[start]
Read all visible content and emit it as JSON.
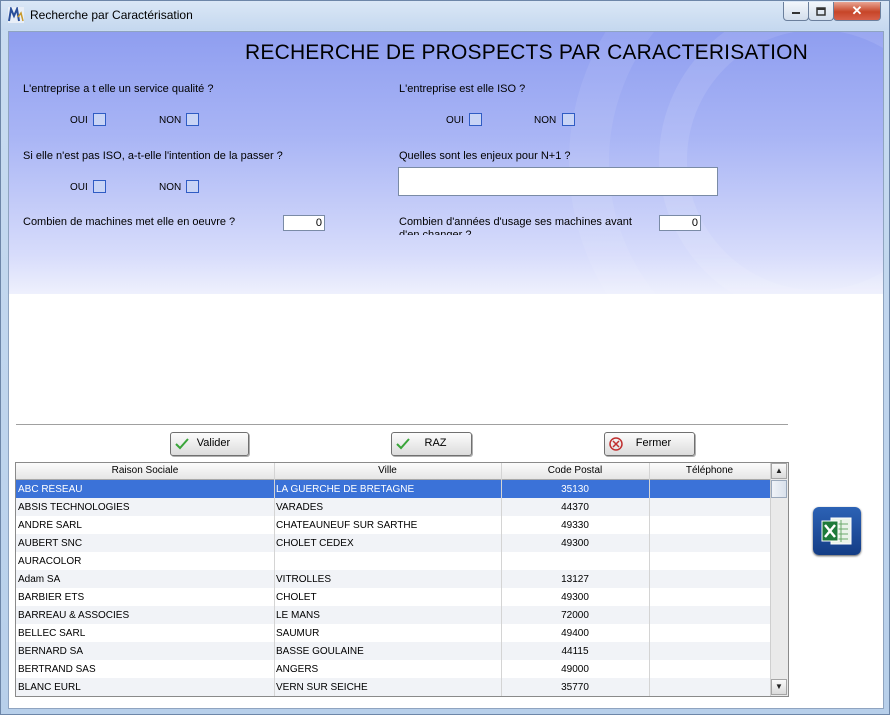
{
  "window": {
    "title": "Recherche par Caractérisation",
    "close_glyph": "✕",
    "app_icon": "app-logo-icon"
  },
  "form": {
    "heading": "RECHERCHE DE PROSPECTS PAR CARACTERISATION",
    "q_service_qualite": "L'entreprise a t elle un service qualité ?",
    "q_iso": "L'entreprise est elle ISO ?",
    "q_intention": "Si elle n'est pas ISO, a-t-elle l'intention de la passer ?",
    "q_enjeux": "Quelles sont les enjeux pour N+1 ?",
    "q_machines": "Combien de machines met elle en oeuvre ?",
    "q_annees": "Combien d'années d'usage ses machines avant d'en changer ?",
    "oui": "OUI",
    "non": "NON",
    "machines_value": "0",
    "annees_value": "0",
    "enjeux_value": ""
  },
  "buttons": {
    "valider": "Valider",
    "raz": "RAZ",
    "fermer": "Fermer"
  },
  "table": {
    "columns": [
      "Raison Sociale",
      "Ville",
      "Code Postal",
      "Téléphone"
    ],
    "rows": [
      [
        "ABC RÉSEAU",
        "LA GUERCHE DE BRETAGNE",
        "35130",
        ""
      ],
      [
        "ABSIS TECHNOLOGIES",
        "VARADES",
        "44370",
        ""
      ],
      [
        "ANDRÉ SARL",
        "CHATEAUNEUF SUR SARTHE",
        "49330",
        ""
      ],
      [
        "AUBERT SNC",
        "CHOLET CEDEX",
        "49300",
        ""
      ],
      [
        "AURACOLOR",
        "",
        "",
        ""
      ],
      [
        "Adam SA",
        "VITROLLES",
        "13127",
        ""
      ],
      [
        "BARBIER ETS",
        "CHOLET",
        "49300",
        ""
      ],
      [
        "BARREAU & ASSOCIÉS",
        "LE MANS",
        "72000",
        ""
      ],
      [
        "BELLEC SARL",
        "SAUMUR",
        "49400",
        ""
      ],
      [
        "BERNARD SA",
        "BASSE GOULAINE",
        "44115",
        ""
      ],
      [
        "BERTRAND SAS",
        "ANGERS",
        "49000",
        ""
      ],
      [
        "BLANC EURL",
        "VERN SUR SEICHE",
        "35770",
        ""
      ]
    ],
    "selected_row": 0
  },
  "colors": {
    "selection": "#3b72d8",
    "form_gradient_top": "#8f9ef0",
    "checkbox_border": "#2f5cc4"
  },
  "export_icon": "excel-export-icon"
}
[end]
● WHAT THIS TASK INVOLVES: Go through the data above and transcribe it in full, omitting any image.

● RESPONSE TO THIS EXERCISE:
Read all visible content and emit it as JSON.
{
  "window": {
    "title": "Recherche par Caractérisation",
    "close_glyph": "✕",
    "app_icon": "app-logo-icon"
  },
  "form": {
    "heading": "RECHERCHE DE PROSPECTS PAR CARACTERISATION",
    "q_service_qualite": "L'entreprise a t elle un service qualité ?",
    "q_iso": "L'entreprise est elle ISO ?",
    "q_intention": "Si elle n'est pas ISO, a-t-elle l'intention de la passer ?",
    "q_enjeux": "Quelles sont les enjeux pour N+1 ?",
    "q_machines": "Combien de machines met elle en oeuvre ?",
    "q_annees": "Combien d'années d'usage ses machines avant d'en changer ?",
    "oui": "OUI",
    "non": "NON",
    "machines_value": "0",
    "annees_value": "0",
    "enjeux_value": ""
  },
  "buttons": {
    "valider": "Valider",
    "raz": "RAZ",
    "fermer": "Fermer"
  },
  "table": {
    "columns": [
      "Raison Sociale",
      "Ville",
      "Code Postal",
      "Téléphone"
    ],
    "rows": [
      [
        "ABC RÉSEAU",
        "LA GUERCHE DE BRETAGNE",
        "35130",
        ""
      ],
      [
        "ABSIS TECHNOLOGIES",
        "VARADES",
        "44370",
        ""
      ],
      [
        "ANDRÉ SARL",
        "CHATEAUNEUF SUR SARTHE",
        "49330",
        ""
      ],
      [
        "AUBERT SNC",
        "CHOLET CEDEX",
        "49300",
        ""
      ],
      [
        "AURACOLOR",
        "",
        "",
        ""
      ],
      [
        "Adam SA",
        "VITROLLES",
        "13127",
        ""
      ],
      [
        "BARBIER ETS",
        "CHOLET",
        "49300",
        ""
      ],
      [
        "BARREAU & ASSOCIÉS",
        "LE MANS",
        "72000",
        ""
      ],
      [
        "BELLEC SARL",
        "SAUMUR",
        "49400",
        ""
      ],
      [
        "BERNARD SA",
        "BASSE GOULAINE",
        "44115",
        ""
      ],
      [
        "BERTRAND SAS",
        "ANGERS",
        "49000",
        ""
      ],
      [
        "BLANC EURL",
        "VERN SUR SEICHE",
        "35770",
        ""
      ]
    ],
    "selected_row": 0
  },
  "colors": {
    "selection": "#3b72d8",
    "form_gradient_top": "#8f9ef0",
    "checkbox_border": "#2f5cc4"
  },
  "export_icon": "excel-export-icon"
}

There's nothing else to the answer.